■ SOURCE MATERIAL:
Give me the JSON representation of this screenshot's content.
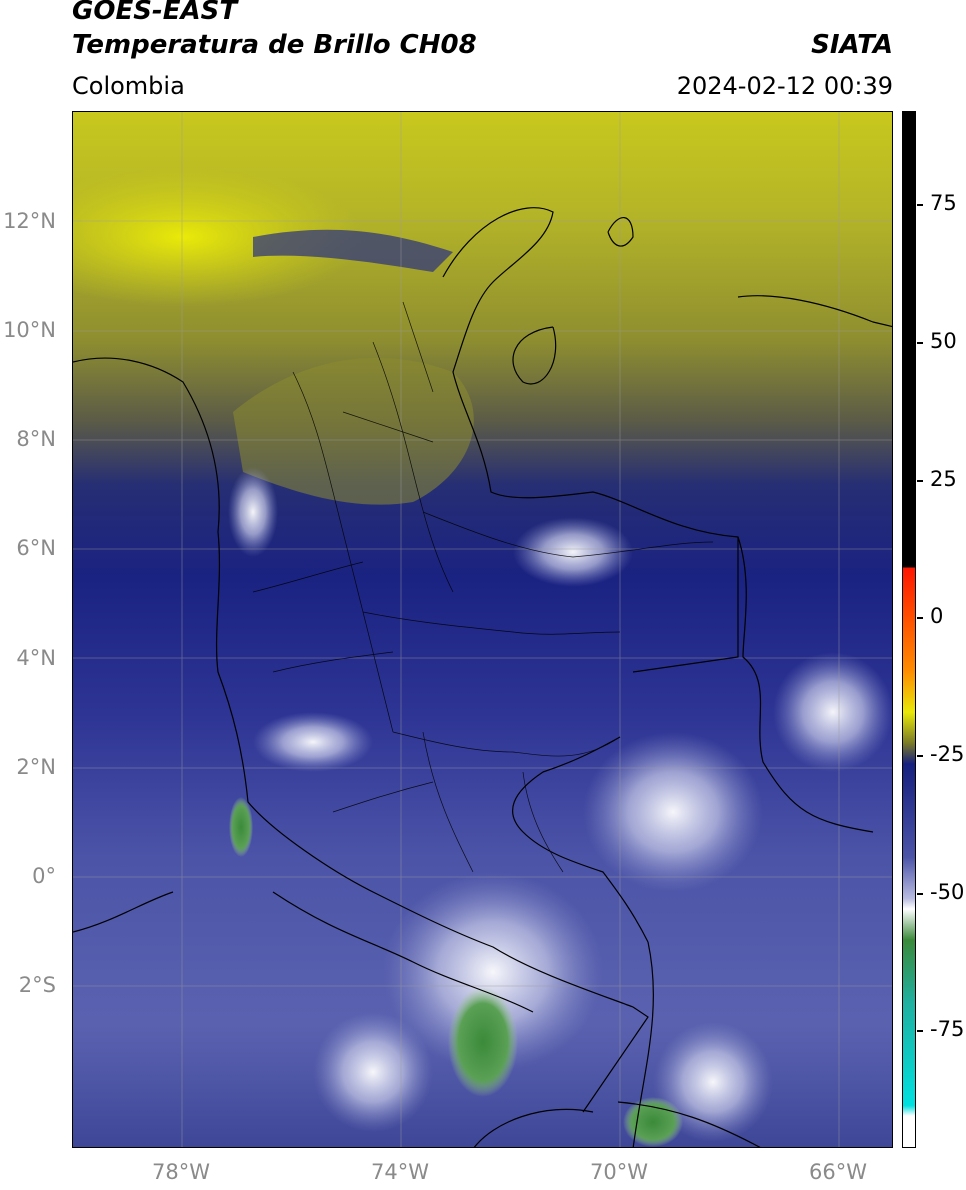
{
  "header": {
    "satellite": "GOES-EAST",
    "product": "Temperatura de Brillo CH08",
    "organization": "SIATA",
    "region": "Colombia",
    "datetime": "2024-02-12 00:39"
  },
  "map": {
    "lon_range": [
      -80,
      -65
    ],
    "lat_range": [
      -5,
      14
    ],
    "lat_labels": [
      "12°N",
      "10°N",
      "8°N",
      "6°N",
      "4°N",
      "2°N",
      "0°",
      "2°S"
    ],
    "lon_labels": [
      "78°W",
      "74°W",
      "70°W",
      "66°W"
    ],
    "grid": true
  },
  "colorbar": {
    "labels": [
      "75",
      "50",
      "25",
      "0",
      "-25",
      "-50",
      "-75"
    ],
    "colors": {
      "black": "#000000",
      "red": "#ff1500",
      "orange": "#ff8c00",
      "yellow": "#e8e80a",
      "olive": "#7a7a28",
      "navy": "#16207e",
      "blue": "#4c54a8",
      "lavender": "#b9bce0",
      "white": "#ffffff",
      "green": "#3a8a3a",
      "teal": "#20b0a0",
      "cyan": "#00e0e0"
    }
  }
}
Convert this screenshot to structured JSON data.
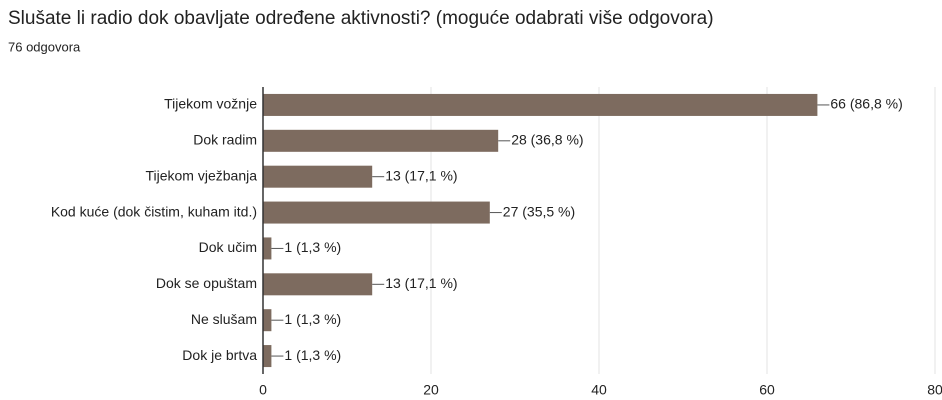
{
  "chart_data": {
    "type": "bar",
    "orientation": "horizontal",
    "title": "Slušate li radio dok obavljate određene aktivnosti? (moguće odabrati više odgovora)",
    "subtitle": "76 odgovora",
    "categories": [
      "Tijekom vožnje",
      "Dok radim",
      "Tijekom vježbanja",
      "Kod kuće (dok čistim, kuham itd.)",
      "Dok učim",
      "Dok se opuštam",
      "Ne slušam",
      "Dok je brtva"
    ],
    "values": [
      66,
      28,
      13,
      27,
      1,
      13,
      1,
      1
    ],
    "value_labels": [
      "66 (86,8 %)",
      "28 (36,8 %)",
      "13 (17,1 %)",
      "27 (35,5 %)",
      "1 (1,3 %)",
      "13 (17,1 %)",
      "1 (1,3 %)",
      "1 (1,3 %)"
    ],
    "color": "#7d6b5f",
    "xlim": [
      0,
      80
    ],
    "xticks": [
      0,
      20,
      40,
      60,
      80
    ],
    "grid": true
  }
}
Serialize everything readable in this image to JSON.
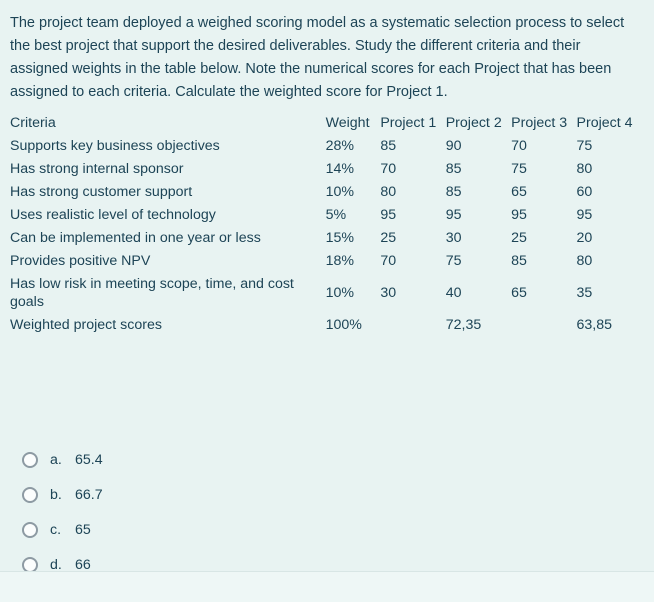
{
  "question": {
    "text": "The project team deployed a weighed scoring model as a systematic selection process to select the best project that support the desired deliverables. Study the different criteria and their assigned weights in the table below. Note the numerical scores for each Project that has been assigned to each criteria. Calculate the weighted score for Project 1."
  },
  "table": {
    "headers": [
      "Criteria",
      "Weight",
      "Project 1",
      "Project 2",
      "Project 3",
      "Project 4"
    ],
    "rows": [
      [
        "Supports key business objectives",
        "28%",
        "85",
        "90",
        "70",
        "75"
      ],
      [
        "Has strong internal sponsor",
        "14%",
        "70",
        "85",
        "75",
        "80"
      ],
      [
        "Has strong customer support",
        "10%",
        "80",
        "85",
        "65",
        "60"
      ],
      [
        "Uses realistic level of technology",
        "5%",
        "95",
        "95",
        "95",
        "95"
      ],
      [
        "Can be implemented in one year or less",
        "15%",
        "25",
        "30",
        "25",
        "20"
      ],
      [
        "Provides positive NPV",
        "18%",
        "70",
        "75",
        "85",
        "80"
      ],
      [
        "Has low risk in meeting scope, time, and cost goals",
        "10%",
        "30",
        "40",
        "65",
        "35"
      ],
      [
        "Weighted project scores",
        "100%",
        "",
        "72,35",
        "",
        "63,85"
      ]
    ]
  },
  "options": [
    {
      "key": "a.",
      "value": "65.4"
    },
    {
      "key": "b.",
      "value": "66.7"
    },
    {
      "key": "c.",
      "value": "65"
    },
    {
      "key": "d.",
      "value": "66"
    }
  ],
  "colors": {
    "background": "#e8f3f2",
    "text": "#1d4456"
  }
}
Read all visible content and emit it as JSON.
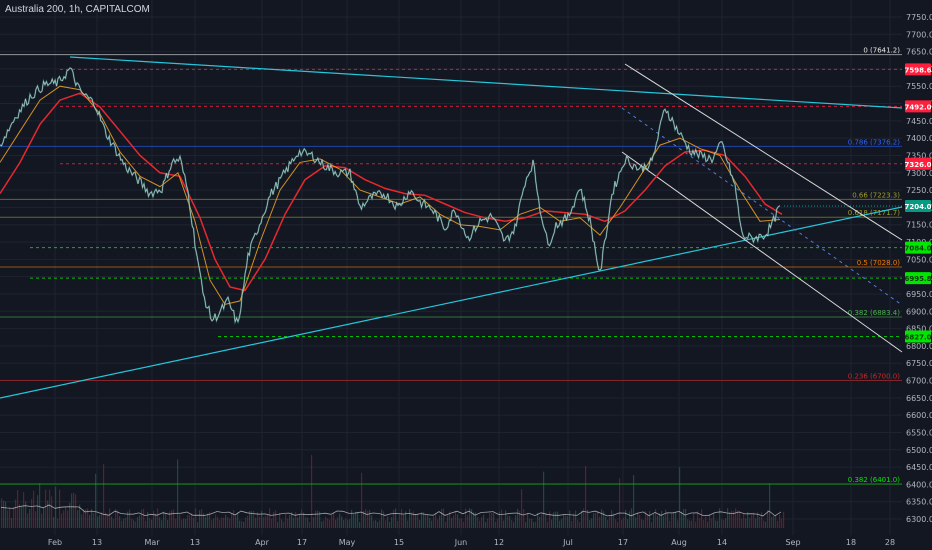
{
  "symbol_title": "Australia 200, 1h, CAPITALCOM",
  "colors": {
    "background": "#131722",
    "grid": "#1f2330",
    "price_line": "#c9cbd2",
    "ema_red": "#e8282e",
    "ema_orange": "#f5a623",
    "trendline": "#26c6da",
    "channel": "#d8d8d8",
    "fib_line": "#6b6b1f",
    "support_green": "#00e600",
    "resistance_red": "#ff1e3c",
    "current_price": "#089981"
  },
  "chart_data": {
    "type": "line",
    "title": "Australia 200, 1h, CAPITALCOM",
    "x_tick_labels": [
      "Feb",
      "13",
      "Mar",
      "13",
      "Apr",
      "17",
      "May",
      "15",
      "Jun",
      "12",
      "Jul",
      "17",
      "Aug",
      "14",
      "Sep",
      "18",
      "28"
    ],
    "ylim": [
      6260,
      7760
    ],
    "y_tick_labels": [
      "7750.0",
      "7700.0",
      "7650.0",
      "7600.0",
      "7550.0",
      "7500.0",
      "7450.0",
      "7400.0",
      "7350.0",
      "7300.0",
      "7250.0",
      "7200.0",
      "7150.0",
      "7100.0",
      "7050.0",
      "7000.0",
      "6950.0",
      "6900.0",
      "6850.0",
      "6800.0",
      "6750.0",
      "6700.0",
      "6650.0",
      "6600.0",
      "6550.0",
      "6500.0",
      "6450.0",
      "6400.0",
      "6350.0",
      "6300.0"
    ],
    "grid": false,
    "price_series": {
      "name": "Close",
      "points": [
        [
          0,
          7380
        ],
        [
          15,
          7460
        ],
        [
          30,
          7520
        ],
        [
          45,
          7555
        ],
        [
          58,
          7560
        ],
        [
          70,
          7600
        ],
        [
          80,
          7535
        ],
        [
          95,
          7500
        ],
        [
          105,
          7420
        ],
        [
          115,
          7370
        ],
        [
          125,
          7320
        ],
        [
          138,
          7280
        ],
        [
          150,
          7240
        ],
        [
          162,
          7255
        ],
        [
          172,
          7330
        ],
        [
          180,
          7340
        ],
        [
          188,
          7245
        ],
        [
          195,
          7100
        ],
        [
          203,
          6950
        ],
        [
          212,
          6875
        ],
        [
          218,
          6890
        ],
        [
          228,
          6930
        ],
        [
          238,
          6860
        ],
        [
          248,
          7060
        ],
        [
          258,
          7140
        ],
        [
          270,
          7235
        ],
        [
          285,
          7300
        ],
        [
          298,
          7360
        ],
        [
          312,
          7350
        ],
        [
          325,
          7320
        ],
        [
          338,
          7300
        ],
        [
          350,
          7300
        ],
        [
          360,
          7200
        ],
        [
          372,
          7230
        ],
        [
          385,
          7240
        ],
        [
          398,
          7200
        ],
        [
          410,
          7250
        ],
        [
          420,
          7215
        ],
        [
          432,
          7195
        ],
        [
          445,
          7140
        ],
        [
          455,
          7195
        ],
        [
          468,
          7110
        ],
        [
          480,
          7160
        ],
        [
          492,
          7175
        ],
        [
          505,
          7100
        ],
        [
          515,
          7140
        ],
        [
          525,
          7275
        ],
        [
          533,
          7330
        ],
        [
          540,
          7200
        ],
        [
          548,
          7090
        ],
        [
          556,
          7150
        ],
        [
          568,
          7170
        ],
        [
          580,
          7260
        ],
        [
          590,
          7160
        ],
        [
          600,
          7005
        ],
        [
          612,
          7240
        ],
        [
          625,
          7340
        ],
        [
          640,
          7310
        ],
        [
          652,
          7330
        ],
        [
          665,
          7490
        ],
        [
          678,
          7420
        ],
        [
          690,
          7365
        ],
        [
          700,
          7350
        ],
        [
          712,
          7340
        ],
        [
          722,
          7385
        ],
        [
          735,
          7260
        ],
        [
          742,
          7120
        ],
        [
          752,
          7110
        ],
        [
          765,
          7120
        ],
        [
          772,
          7150
        ],
        [
          780,
          7205
        ]
      ]
    },
    "ema_fast": {
      "name": "EMA fast",
      "points": [
        [
          0,
          7330
        ],
        [
          20,
          7420
        ],
        [
          40,
          7510
        ],
        [
          60,
          7550
        ],
        [
          80,
          7540
        ],
        [
          100,
          7470
        ],
        [
          120,
          7360
        ],
        [
          140,
          7290
        ],
        [
          160,
          7260
        ],
        [
          178,
          7300
        ],
        [
          195,
          7160
        ],
        [
          210,
          6990
        ],
        [
          225,
          6920
        ],
        [
          240,
          6930
        ],
        [
          260,
          7100
        ],
        [
          280,
          7250
        ],
        [
          300,
          7330
        ],
        [
          320,
          7340
        ],
        [
          340,
          7310
        ],
        [
          360,
          7250
        ],
        [
          380,
          7230
        ],
        [
          400,
          7210
        ],
        [
          420,
          7230
        ],
        [
          440,
          7180
        ],
        [
          460,
          7150
        ],
        [
          480,
          7145
        ],
        [
          500,
          7135
        ],
        [
          520,
          7180
        ],
        [
          540,
          7200
        ],
        [
          560,
          7160
        ],
        [
          580,
          7170
        ],
        [
          600,
          7120
        ],
        [
          620,
          7200
        ],
        [
          640,
          7290
        ],
        [
          660,
          7380
        ],
        [
          680,
          7400
        ],
        [
          700,
          7370
        ],
        [
          720,
          7350
        ],
        [
          740,
          7250
        ],
        [
          760,
          7160
        ],
        [
          780,
          7165
        ]
      ]
    },
    "ema_slow": {
      "name": "EMA slow",
      "points": [
        [
          0,
          7240
        ],
        [
          20,
          7330
        ],
        [
          40,
          7440
        ],
        [
          60,
          7510
        ],
        [
          80,
          7530
        ],
        [
          100,
          7490
        ],
        [
          120,
          7420
        ],
        [
          140,
          7350
        ],
        [
          160,
          7300
        ],
        [
          180,
          7290
        ],
        [
          200,
          7170
        ],
        [
          215,
          7050
        ],
        [
          230,
          6970
        ],
        [
          245,
          6960
        ],
        [
          265,
          7050
        ],
        [
          285,
          7180
        ],
        [
          305,
          7280
        ],
        [
          325,
          7320
        ],
        [
          345,
          7315
        ],
        [
          365,
          7280
        ],
        [
          385,
          7255
        ],
        [
          405,
          7240
        ],
        [
          425,
          7235
        ],
        [
          445,
          7210
        ],
        [
          465,
          7185
        ],
        [
          485,
          7170
        ],
        [
          505,
          7160
        ],
        [
          525,
          7170
        ],
        [
          545,
          7190
        ],
        [
          565,
          7185
        ],
        [
          585,
          7180
        ],
        [
          605,
          7160
        ],
        [
          625,
          7190
        ],
        [
          645,
          7250
        ],
        [
          665,
          7320
        ],
        [
          685,
          7360
        ],
        [
          705,
          7365
        ],
        [
          725,
          7350
        ],
        [
          745,
          7290
        ],
        [
          765,
          7210
        ],
        [
          782,
          7180
        ]
      ]
    },
    "levels": [
      {
        "price": 7641.2,
        "label": "0 (7641.2)",
        "color": "#e6e6e6",
        "style": "solid"
      },
      {
        "price": 7598.6,
        "label": "7598.6",
        "color": "#ff1e3c",
        "style": "dashed",
        "badge": true
      },
      {
        "price": 7492.0,
        "label": "7492.0",
        "color": "#ff1e3c",
        "style": "dashed",
        "badge": true
      },
      {
        "price": 7376.2,
        "label": "0.786 (7376.2)",
        "color": "#2962ff",
        "style": "solid"
      },
      {
        "price": 7326.0,
        "label": "7326.0",
        "color": "#ff1e3c",
        "style": "dashed",
        "badge": true
      },
      {
        "price": 7223.3,
        "label": "0.66 (7223.3)",
        "color": "#9e9e2a",
        "style": "solid"
      },
      {
        "price": 7171.7,
        "label": "0.618 (7171.7)",
        "color": "#9e9e2a",
        "style": "solid"
      },
      {
        "price": 7084.0,
        "label": "7084.0",
        "color": "#00e600",
        "style": "dashed",
        "badge": true
      },
      {
        "price": 7028.0,
        "label": "0.5 (7028.0)",
        "color": "#f57c00",
        "style": "solid"
      },
      {
        "price": 6995.8,
        "label": "6995.8",
        "color": "#00e600",
        "style": "dashed",
        "badge": true
      },
      {
        "price": 6883.4,
        "label": "0.382 (6883.4)",
        "color": "#4caf50",
        "style": "solid"
      },
      {
        "price": 6827.0,
        "label": "6827.0",
        "color": "#00e600",
        "style": "dashed",
        "badge": true
      },
      {
        "price": 6700.0,
        "label": "0.236 (6700.0)",
        "color": "#c62828",
        "style": "solid"
      },
      {
        "price": 6401.0,
        "label": "0.382 (6401.0)",
        "color": "#00e600",
        "style": "solid"
      }
    ],
    "current_price": {
      "value": 7204.0,
      "label": "7204.0"
    }
  }
}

■ EXERCISE GOAL: Extract, from the listing above, every line where the string "background" occurs.

■ OUTPUT:
    "background": "#e8f3f2",
    "background": "#131722",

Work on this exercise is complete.